MATERIAL FOR THIS TASK –

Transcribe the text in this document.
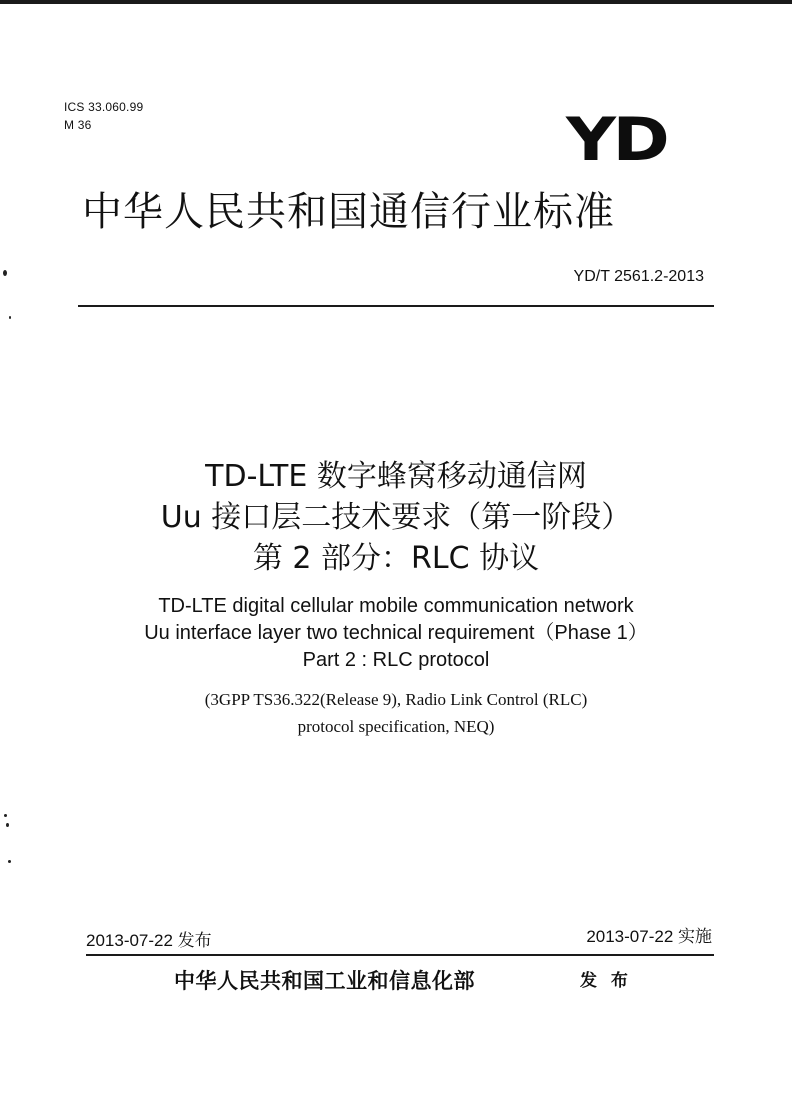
ICS 33.060.99
M 36	YD
中华人民共和国通信行业标准
YD/T 2561.2-2013

TD-LTE 数字蜂窝移动通信网

Uu 接口层二技术要求（第一阶段）

第 2 部分：RLC 协议

TD-LTE digital cellular mobile communication network

Uu interface layer two technical requirement（Phase 1）

Part 2 : RLC protocol

(3GPP TS36.322(Release 9), Radio Link Control (RLC)

protocol specification, NEQ)

2013-07-22 发布	2013-07-22 实施
中华人民共和国工业和信息化部	发 布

EXERCISE OBJECTIVE –
Only lines holding the string "protocol" are wanted; gather each one from the entries above.

RESPONSE FOR THIS EXERCISE –
Part 2 : RLC protocol
protocol specification, NEQ)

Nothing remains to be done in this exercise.